▶ WHAT IS NEEDED
Set down each entry exactly; omit images.

▶ THE INPUT
<<<<
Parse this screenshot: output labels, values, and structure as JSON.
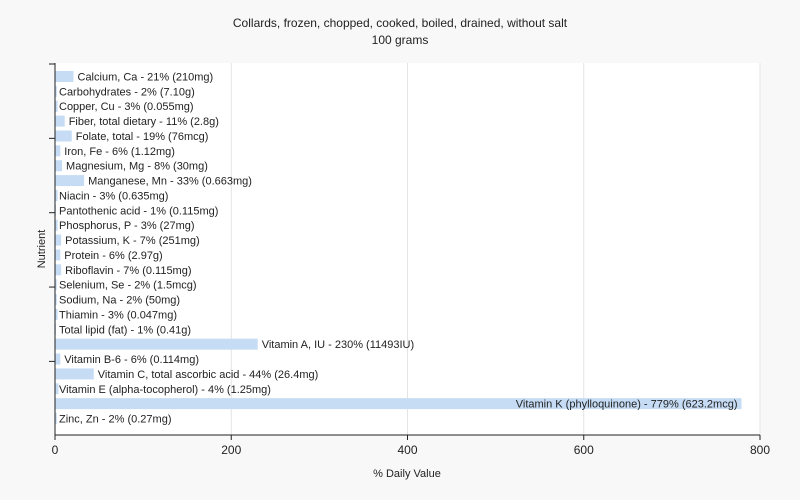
{
  "chart_data": {
    "type": "bar",
    "orientation": "horizontal",
    "title": "Collards, frozen, chopped, cooked, boiled, drained, without salt",
    "subtitle": "100 grams",
    "xlabel": "% Daily Value",
    "ylabel": "Nutrient",
    "xlim": [
      0,
      800
    ],
    "xticks": [
      "0",
      "200",
      "400",
      "600",
      "800"
    ],
    "grid": "vertical",
    "bar_color": "#c6dcf5",
    "categories": [
      "Calcium, Ca - 21% (210mg)",
      "Carbohydrates - 2% (7.10g)",
      "Copper, Cu - 3% (0.055mg)",
      "Fiber, total dietary - 11% (2.8g)",
      "Folate, total - 19% (76mcg)",
      "Iron, Fe - 6% (1.12mg)",
      "Magnesium, Mg - 8% (30mg)",
      "Manganese, Mn - 33% (0.663mg)",
      "Niacin - 3% (0.635mg)",
      "Pantothenic acid - 1% (0.115mg)",
      "Phosphorus, P - 3% (27mg)",
      "Potassium, K - 7% (251mg)",
      "Protein - 6% (2.97g)",
      "Riboflavin - 7% (0.115mg)",
      "Selenium, Se - 2% (1.5mcg)",
      "Sodium, Na - 2% (50mg)",
      "Thiamin - 3% (0.047mg)",
      "Total lipid (fat) - 1% (0.41g)",
      "Vitamin A, IU - 230% (11493IU)",
      "Vitamin B-6 - 6% (0.114mg)",
      "Vitamin C, total ascorbic acid - 44% (26.4mg)",
      "Vitamin E (alpha-tocopherol) - 4% (1.25mg)",
      "Vitamin K (phylloquinone) - 779% (623.2mcg)",
      "Zinc, Zn - 2% (0.27mg)"
    ],
    "values": [
      21,
      2,
      3,
      11,
      19,
      6,
      8,
      33,
      3,
      1,
      3,
      7,
      6,
      7,
      2,
      2,
      3,
      1,
      230,
      6,
      44,
      4,
      779,
      2
    ]
  }
}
>>>>
▶ ANSWER AREA
Parse this screenshot: output labels, values, and structure as JSON.
{
  "chart_data": {
    "type": "bar",
    "orientation": "horizontal",
    "title": "Collards, frozen, chopped, cooked, boiled, drained, without salt",
    "subtitle": "100 grams",
    "xlabel": "% Daily Value",
    "ylabel": "Nutrient",
    "xlim": [
      0,
      800
    ],
    "xticks": [
      "0",
      "200",
      "400",
      "600",
      "800"
    ],
    "grid": "vertical",
    "bar_color": "#c6dcf5",
    "categories": [
      "Calcium, Ca - 21% (210mg)",
      "Carbohydrates - 2% (7.10g)",
      "Copper, Cu - 3% (0.055mg)",
      "Fiber, total dietary - 11% (2.8g)",
      "Folate, total - 19% (76mcg)",
      "Iron, Fe - 6% (1.12mg)",
      "Magnesium, Mg - 8% (30mg)",
      "Manganese, Mn - 33% (0.663mg)",
      "Niacin - 3% (0.635mg)",
      "Pantothenic acid - 1% (0.115mg)",
      "Phosphorus, P - 3% (27mg)",
      "Potassium, K - 7% (251mg)",
      "Protein - 6% (2.97g)",
      "Riboflavin - 7% (0.115mg)",
      "Selenium, Se - 2% (1.5mcg)",
      "Sodium, Na - 2% (50mg)",
      "Thiamin - 3% (0.047mg)",
      "Total lipid (fat) - 1% (0.41g)",
      "Vitamin A, IU - 230% (11493IU)",
      "Vitamin B-6 - 6% (0.114mg)",
      "Vitamin C, total ascorbic acid - 44% (26.4mg)",
      "Vitamin E (alpha-tocopherol) - 4% (1.25mg)",
      "Vitamin K (phylloquinone) - 779% (623.2mcg)",
      "Zinc, Zn - 2% (0.27mg)"
    ],
    "values": [
      21,
      2,
      3,
      11,
      19,
      6,
      8,
      33,
      3,
      1,
      3,
      7,
      6,
      7,
      2,
      2,
      3,
      1,
      230,
      6,
      44,
      4,
      779,
      2
    ]
  }
}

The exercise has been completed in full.